## Exercise aim
Go through the listing and set it down exactly, leaving out its pictures.

## Dataset entries
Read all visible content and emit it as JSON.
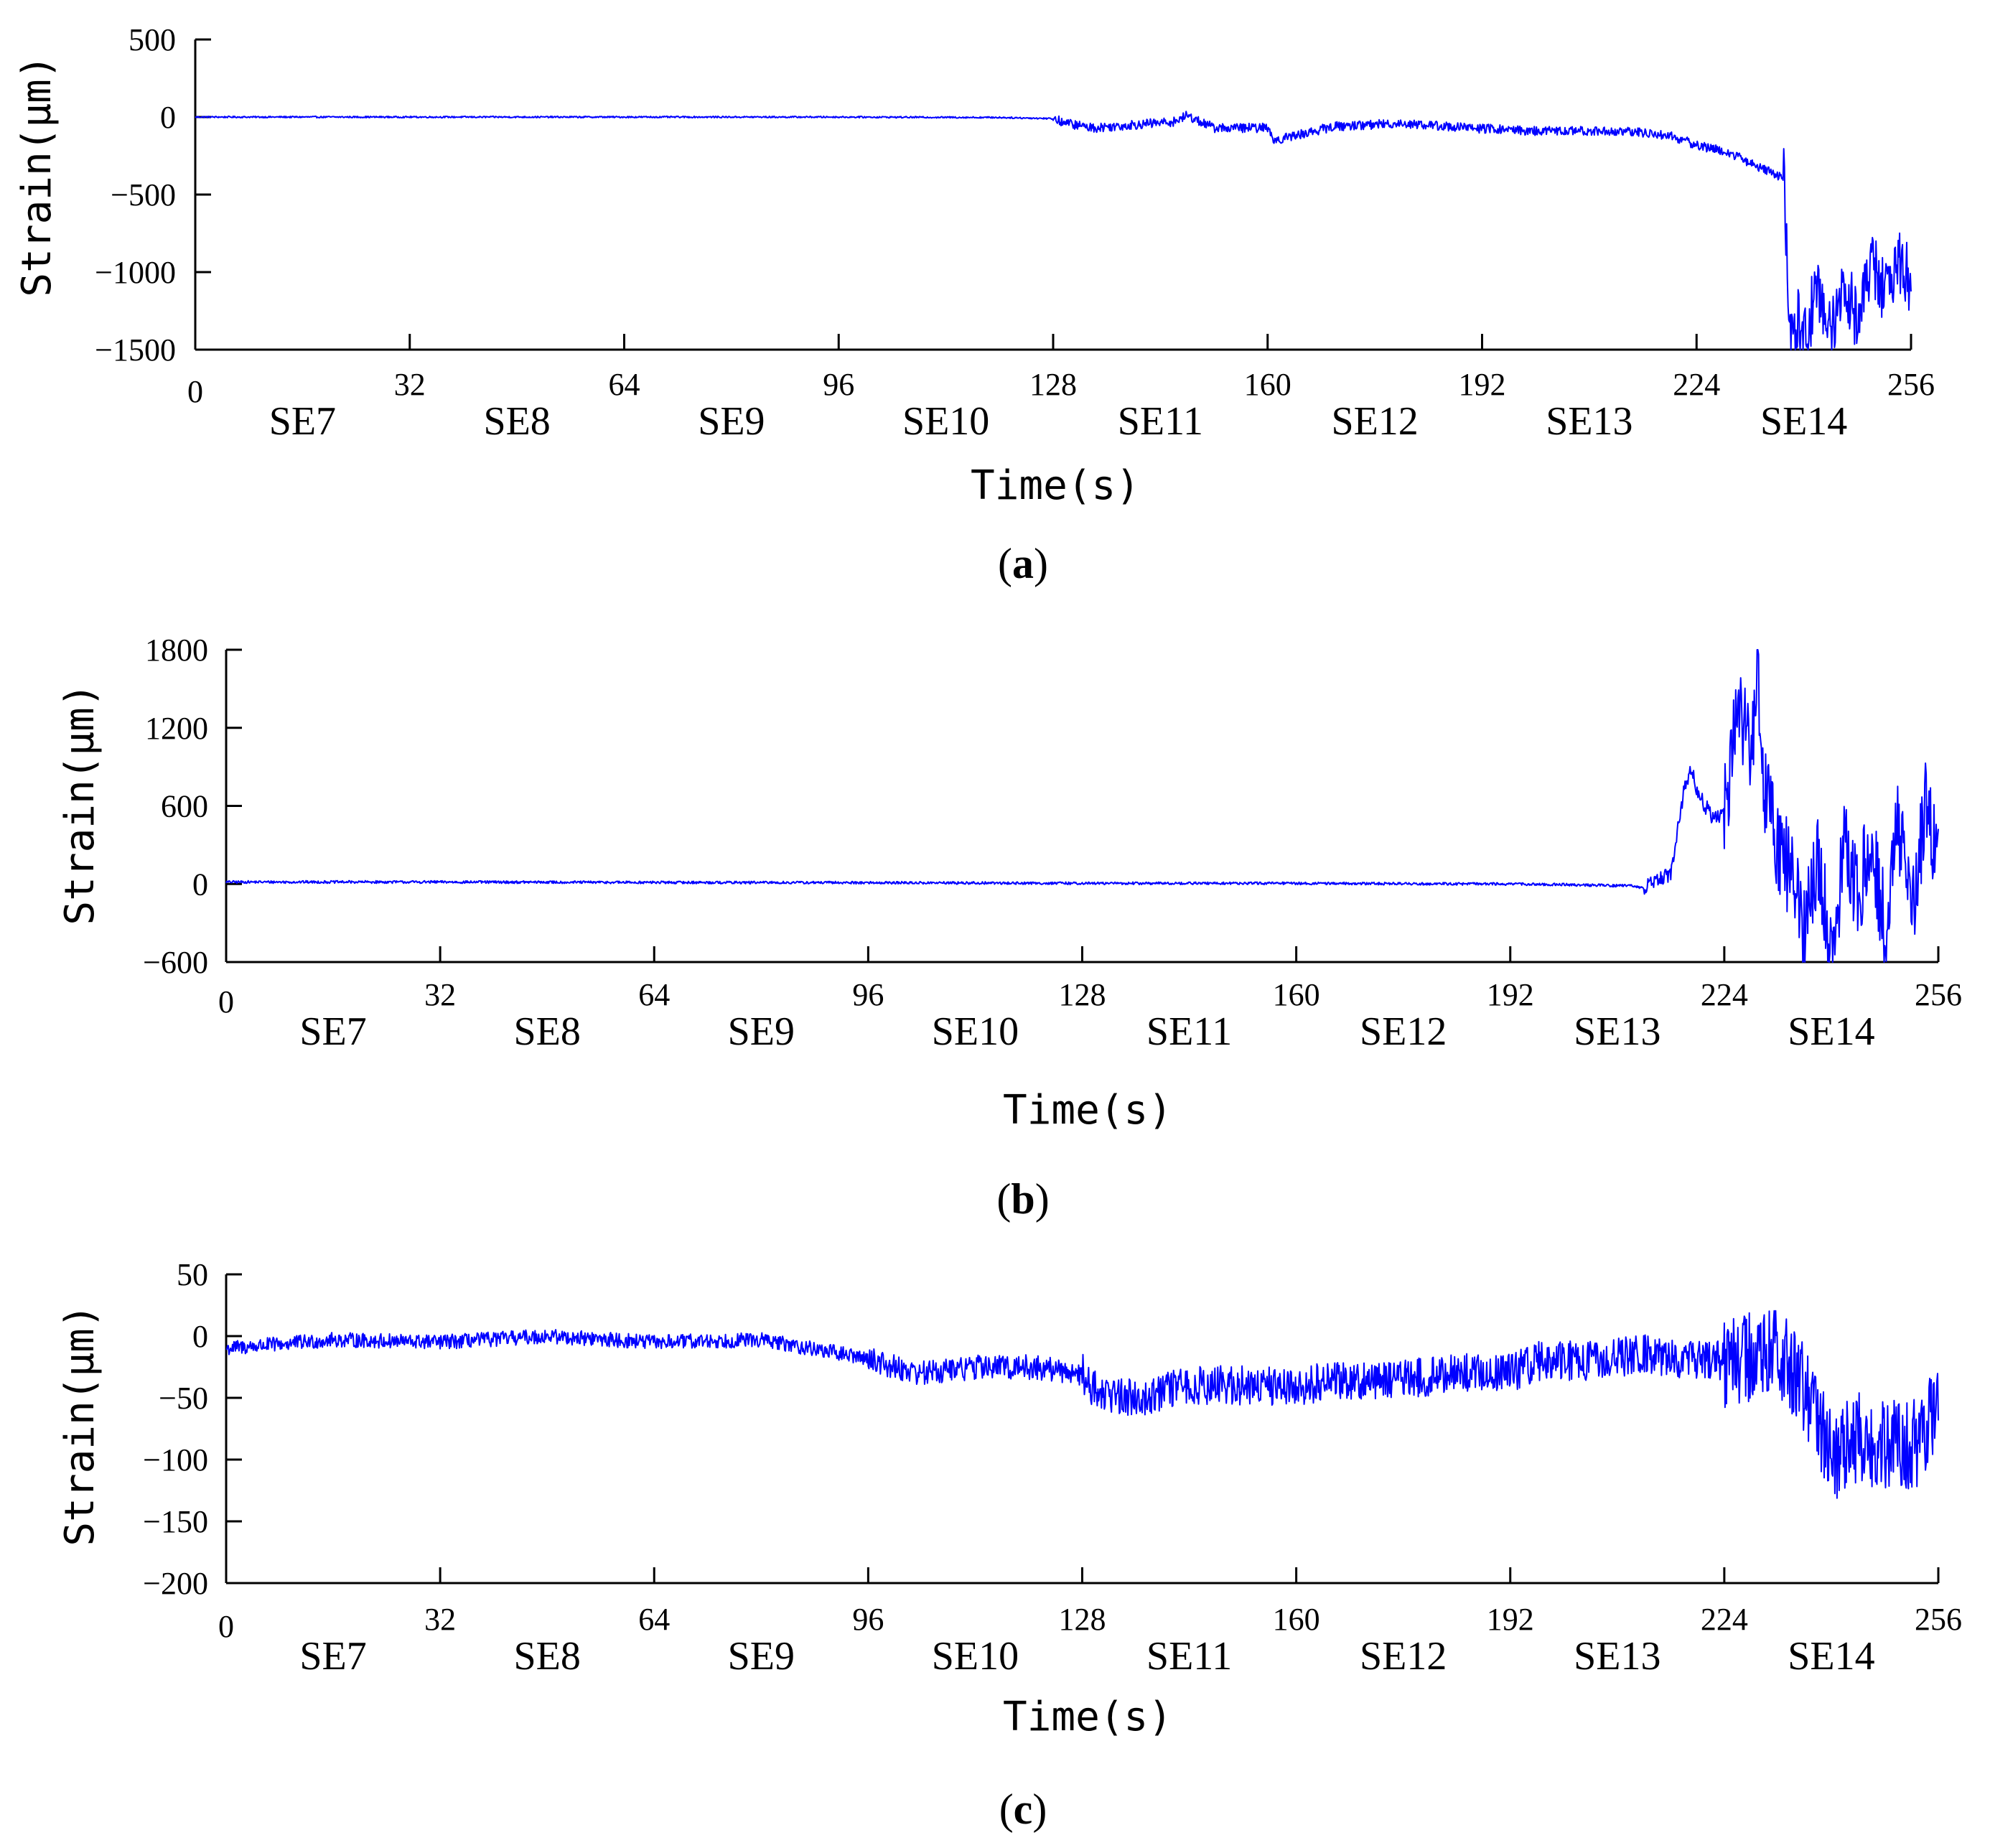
{
  "panels": [
    {
      "label": "a",
      "ylabel": "Strain(μm)",
      "xlabel": "Time(s)",
      "segments": [
        "SE7",
        "SE8",
        "SE9",
        "SE10",
        "SE11",
        "SE12",
        "SE13",
        "SE14"
      ],
      "xticks": [
        "0",
        "32",
        "64",
        "96",
        "128",
        "160",
        "192",
        "224",
        "256"
      ],
      "yticks": [
        "500",
        "0",
        "−500",
        "−1000",
        "−1500"
      ]
    },
    {
      "label": "b",
      "ylabel": "Strain(μm)",
      "xlabel": "Time(s)",
      "segments": [
        "SE7",
        "SE8",
        "SE9",
        "SE10",
        "SE11",
        "SE12",
        "SE13",
        "SE14"
      ],
      "xticks": [
        "0",
        "32",
        "64",
        "96",
        "128",
        "160",
        "192",
        "224",
        "256"
      ],
      "yticks": [
        "1800",
        "1200",
        "600",
        "0",
        "−600"
      ]
    },
    {
      "label": "c",
      "ylabel": "Strain(μm)",
      "xlabel": "Time(s)",
      "segments": [
        "SE7",
        "SE8",
        "SE9",
        "SE10",
        "SE11",
        "SE12",
        "SE13",
        "SE14"
      ],
      "xticks": [
        "0",
        "32",
        "64",
        "96",
        "128",
        "160",
        "192",
        "224",
        "256"
      ],
      "yticks": [
        "50",
        "0",
        "−50",
        "−100",
        "−150",
        "−200"
      ]
    }
  ],
  "chart_data": [
    {
      "type": "line",
      "panel": "a",
      "color": "#0000ff",
      "xlim": [
        0,
        256
      ],
      "ylim": [
        -1500,
        500
      ],
      "series": [
        {
          "x": [
            0,
            32,
            64,
            96,
            120,
            128,
            130,
            134,
            140,
            146,
            148,
            152,
            160,
            161,
            170,
            180,
            190,
            200,
            210,
            216,
            220,
            224,
            228,
            230,
            232,
            234,
            237,
            238,
            239,
            240,
            242,
            244,
            246,
            248,
            250,
            252,
            254,
            256
          ],
          "y": [
            0,
            0,
            0,
            0,
            -3,
            -10,
            -40,
            -70,
            -50,
            -30,
            10,
            -70,
            -70,
            -150,
            -60,
            -40,
            -70,
            -90,
            -90,
            -100,
            -120,
            -180,
            -220,
            -250,
            -300,
            -330,
            -400,
            -1500,
            -1300,
            -1450,
            -1100,
            -1400,
            -1050,
            -1300,
            -950,
            -1100,
            -950,
            -1050
          ]
        }
      ],
      "xticks": [
        0,
        32,
        64,
        96,
        128,
        160,
        192,
        224,
        256
      ],
      "yticks": [
        500,
        0,
        -500,
        -1000,
        -1500
      ],
      "xlabel": "Time(s)",
      "ylabel": "Strain(μm)"
    },
    {
      "type": "line",
      "panel": "b",
      "color": "#0000ff",
      "xlim": [
        0,
        256
      ],
      "ylim": [
        -600,
        1800
      ],
      "series": [
        {
          "x": [
            0,
            32,
            64,
            96,
            128,
            160,
            192,
            200,
            210,
            212,
            214,
            216,
            217,
            218,
            219,
            220,
            222,
            224,
            226,
            228,
            229,
            230,
            232,
            234,
            236,
            238,
            240,
            242,
            244,
            246,
            248,
            250,
            252,
            254,
            256
          ],
          "y": [
            15,
            15,
            12,
            10,
            5,
            5,
            0,
            -5,
            -15,
            -30,
            30,
            80,
            400,
            720,
            900,
            700,
            530,
            530,
            1400,
            1050,
            1700,
            700,
            300,
            50,
            -350,
            200,
            -500,
            250,
            -100,
            350,
            -300,
            400,
            -200,
            600,
            150
          ]
        }
      ],
      "xticks": [
        0,
        32,
        64,
        96,
        128,
        160,
        192,
        224,
        256
      ],
      "yticks": [
        1800,
        1200,
        600,
        0,
        -600
      ],
      "xlabel": "Time(s)",
      "ylabel": "Strain(μm)"
    },
    {
      "type": "line",
      "panel": "c",
      "color": "#0000ff",
      "xlim": [
        0,
        256
      ],
      "ylim": [
        -200,
        50
      ],
      "series": [
        {
          "x": [
            0,
            16,
            32,
            48,
            64,
            80,
            96,
            100,
            104,
            112,
            120,
            128,
            130,
            136,
            144,
            152,
            160,
            168,
            176,
            184,
            192,
            196,
            204,
            212,
            220,
            224,
            232,
            236,
            240,
            244,
            248,
            252,
            256
          ],
          "y": [
            -10,
            -3,
            -5,
            0,
            -5,
            -3,
            -18,
            -25,
            -30,
            -25,
            -25,
            -30,
            -45,
            -50,
            -40,
            -40,
            -40,
            -35,
            -35,
            -30,
            -30,
            -20,
            -20,
            -15,
            -20,
            -20,
            -15,
            -40,
            -100,
            -80,
            -90,
            -90,
            -60
          ]
        }
      ],
      "xticks": [
        0,
        32,
        64,
        96,
        128,
        160,
        192,
        224,
        256
      ],
      "yticks": [
        50,
        0,
        -50,
        -100,
        -150,
        -200
      ],
      "xlabel": "Time(s)",
      "ylabel": "Strain(μm)"
    }
  ]
}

## Final result
Read all visible content and emit it as JSON.
{
  "panels": [
    {
      "label": "a",
      "ylabel": "Strain(μm)",
      "xlabel": "Time(s)",
      "segments": [
        "SE7",
        "SE8",
        "SE9",
        "SE10",
        "SE11",
        "SE12",
        "SE13",
        "SE14"
      ],
      "xticks": [
        "0",
        "32",
        "64",
        "96",
        "128",
        "160",
        "192",
        "224",
        "256"
      ],
      "yticks": [
        "500",
        "0",
        "−500",
        "−1000",
        "−1500"
      ]
    },
    {
      "label": "b",
      "ylabel": "Strain(μm)",
      "xlabel": "Time(s)",
      "segments": [
        "SE7",
        "SE8",
        "SE9",
        "SE10",
        "SE11",
        "SE12",
        "SE13",
        "SE14"
      ],
      "xticks": [
        "0",
        "32",
        "64",
        "96",
        "128",
        "160",
        "192",
        "224",
        "256"
      ],
      "yticks": [
        "1800",
        "1200",
        "600",
        "0",
        "−600"
      ]
    },
    {
      "label": "c",
      "ylabel": "Strain(μm)",
      "xlabel": "Time(s)",
      "segments": [
        "SE7",
        "SE8",
        "SE9",
        "SE10",
        "SE11",
        "SE12",
        "SE13",
        "SE14"
      ],
      "xticks": [
        "0",
        "32",
        "64",
        "96",
        "128",
        "160",
        "192",
        "224",
        "256"
      ],
      "yticks": [
        "50",
        "0",
        "−50",
        "−100",
        "−150",
        "−200"
      ]
    }
  ],
  "chart_data": [
    {
      "type": "line",
      "panel": "a",
      "color": "#0000ff",
      "xlim": [
        0,
        256
      ],
      "ylim": [
        -1500,
        500
      ],
      "series": [
        {
          "x": [
            0,
            32,
            64,
            96,
            120,
            128,
            130,
            134,
            140,
            146,
            148,
            152,
            160,
            161,
            170,
            180,
            190,
            200,
            210,
            216,
            220,
            224,
            228,
            230,
            232,
            234,
            237,
            238,
            239,
            240,
            242,
            244,
            246,
            248,
            250,
            252,
            254,
            256
          ],
          "y": [
            0,
            0,
            0,
            0,
            -3,
            -10,
            -40,
            -70,
            -50,
            -30,
            10,
            -70,
            -70,
            -150,
            -60,
            -40,
            -70,
            -90,
            -90,
            -100,
            -120,
            -180,
            -220,
            -250,
            -300,
            -330,
            -400,
            -1500,
            -1300,
            -1450,
            -1100,
            -1400,
            -1050,
            -1300,
            -950,
            -1100,
            -950,
            -1050
          ]
        }
      ],
      "xticks": [
        0,
        32,
        64,
        96,
        128,
        160,
        192,
        224,
        256
      ],
      "yticks": [
        500,
        0,
        -500,
        -1000,
        -1500
      ],
      "xlabel": "Time(s)",
      "ylabel": "Strain(μm)"
    },
    {
      "type": "line",
      "panel": "b",
      "color": "#0000ff",
      "xlim": [
        0,
        256
      ],
      "ylim": [
        -600,
        1800
      ],
      "series": [
        {
          "x": [
            0,
            32,
            64,
            96,
            128,
            160,
            192,
            200,
            210,
            212,
            214,
            216,
            217,
            218,
            219,
            220,
            222,
            224,
            226,
            228,
            229,
            230,
            232,
            234,
            236,
            238,
            240,
            242,
            244,
            246,
            248,
            250,
            252,
            254,
            256
          ],
          "y": [
            15,
            15,
            12,
            10,
            5,
            5,
            0,
            -5,
            -15,
            -30,
            30,
            80,
            400,
            720,
            900,
            700,
            530,
            530,
            1400,
            1050,
            1700,
            700,
            300,
            50,
            -350,
            200,
            -500,
            250,
            -100,
            350,
            -300,
            400,
            -200,
            600,
            150
          ]
        }
      ],
      "xticks": [
        0,
        32,
        64,
        96,
        128,
        160,
        192,
        224,
        256
      ],
      "yticks": [
        1800,
        1200,
        600,
        0,
        -600
      ],
      "xlabel": "Time(s)",
      "ylabel": "Strain(μm)"
    },
    {
      "type": "line",
      "panel": "c",
      "color": "#0000ff",
      "xlim": [
        0,
        256
      ],
      "ylim": [
        -200,
        50
      ],
      "series": [
        {
          "x": [
            0,
            16,
            32,
            48,
            64,
            80,
            96,
            100,
            104,
            112,
            120,
            128,
            130,
            136,
            144,
            152,
            160,
            168,
            176,
            184,
            192,
            196,
            204,
            212,
            220,
            224,
            232,
            236,
            240,
            244,
            248,
            252,
            256
          ],
          "y": [
            -10,
            -3,
            -5,
            0,
            -5,
            -3,
            -18,
            -25,
            -30,
            -25,
            -25,
            -30,
            -45,
            -50,
            -40,
            -40,
            -40,
            -35,
            -35,
            -30,
            -30,
            -20,
            -20,
            -15,
            -20,
            -20,
            -15,
            -40,
            -100,
            -80,
            -90,
            -90,
            -60
          ]
        }
      ],
      "xticks": [
        0,
        32,
        64,
        96,
        128,
        160,
        192,
        224,
        256
      ],
      "yticks": [
        50,
        0,
        -50,
        -100,
        -150,
        -200
      ],
      "xlabel": "Time(s)",
      "ylabel": "Strain(μm)"
    }
  ]
}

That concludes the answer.